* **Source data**
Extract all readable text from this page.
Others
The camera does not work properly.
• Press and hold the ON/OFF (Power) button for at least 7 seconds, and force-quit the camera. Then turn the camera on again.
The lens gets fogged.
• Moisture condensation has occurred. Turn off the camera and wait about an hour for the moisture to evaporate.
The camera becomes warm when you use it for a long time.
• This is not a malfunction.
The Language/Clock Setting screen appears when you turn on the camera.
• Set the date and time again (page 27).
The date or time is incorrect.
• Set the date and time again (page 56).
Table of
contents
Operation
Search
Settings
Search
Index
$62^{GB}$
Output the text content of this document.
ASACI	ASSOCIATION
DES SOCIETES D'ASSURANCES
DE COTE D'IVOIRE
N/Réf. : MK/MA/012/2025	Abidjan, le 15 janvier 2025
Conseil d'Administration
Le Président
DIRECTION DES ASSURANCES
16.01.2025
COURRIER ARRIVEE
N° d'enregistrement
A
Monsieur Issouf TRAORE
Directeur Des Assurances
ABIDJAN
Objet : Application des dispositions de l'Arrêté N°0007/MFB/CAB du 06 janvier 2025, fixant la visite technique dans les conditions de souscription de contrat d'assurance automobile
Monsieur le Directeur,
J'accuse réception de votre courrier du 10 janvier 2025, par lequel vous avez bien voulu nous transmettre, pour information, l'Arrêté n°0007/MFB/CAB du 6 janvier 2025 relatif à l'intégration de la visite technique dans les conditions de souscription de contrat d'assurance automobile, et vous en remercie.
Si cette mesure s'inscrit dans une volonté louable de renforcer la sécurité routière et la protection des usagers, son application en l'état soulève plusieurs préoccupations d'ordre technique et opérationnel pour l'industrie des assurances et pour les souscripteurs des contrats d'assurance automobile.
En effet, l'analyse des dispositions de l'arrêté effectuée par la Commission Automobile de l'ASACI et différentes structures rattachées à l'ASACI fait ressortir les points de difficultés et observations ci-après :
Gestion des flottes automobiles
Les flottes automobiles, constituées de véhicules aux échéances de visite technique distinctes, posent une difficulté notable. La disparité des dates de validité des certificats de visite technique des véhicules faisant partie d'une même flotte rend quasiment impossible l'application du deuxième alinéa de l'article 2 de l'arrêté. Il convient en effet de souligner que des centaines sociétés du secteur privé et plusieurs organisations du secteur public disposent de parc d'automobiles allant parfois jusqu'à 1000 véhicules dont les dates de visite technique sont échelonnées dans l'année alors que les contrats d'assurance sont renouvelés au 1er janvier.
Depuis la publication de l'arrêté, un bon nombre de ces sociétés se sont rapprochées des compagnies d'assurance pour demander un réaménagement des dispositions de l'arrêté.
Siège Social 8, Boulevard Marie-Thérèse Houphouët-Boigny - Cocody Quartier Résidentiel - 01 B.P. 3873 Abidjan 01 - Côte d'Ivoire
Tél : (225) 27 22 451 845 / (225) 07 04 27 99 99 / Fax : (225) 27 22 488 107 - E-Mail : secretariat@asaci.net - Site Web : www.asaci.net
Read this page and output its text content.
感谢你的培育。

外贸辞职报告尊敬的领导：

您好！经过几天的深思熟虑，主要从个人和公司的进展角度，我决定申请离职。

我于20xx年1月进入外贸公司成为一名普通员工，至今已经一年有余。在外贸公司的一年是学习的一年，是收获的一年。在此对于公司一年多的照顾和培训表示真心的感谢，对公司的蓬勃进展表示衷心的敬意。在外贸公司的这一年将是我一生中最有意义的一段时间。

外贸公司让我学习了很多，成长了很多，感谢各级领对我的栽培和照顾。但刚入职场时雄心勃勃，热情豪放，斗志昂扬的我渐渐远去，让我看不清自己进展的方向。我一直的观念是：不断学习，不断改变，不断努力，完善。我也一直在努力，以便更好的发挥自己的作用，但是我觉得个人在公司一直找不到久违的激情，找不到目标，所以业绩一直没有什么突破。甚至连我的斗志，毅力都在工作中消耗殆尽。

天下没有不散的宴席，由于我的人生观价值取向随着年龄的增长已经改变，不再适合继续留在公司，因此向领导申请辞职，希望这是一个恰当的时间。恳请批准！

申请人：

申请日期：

* **Given task**
Within the data above, pick out all lines holding the word "text".

* **Answer below**
Extract all readable text from this page.
Output the text content of this document.
Read this page and output its text content.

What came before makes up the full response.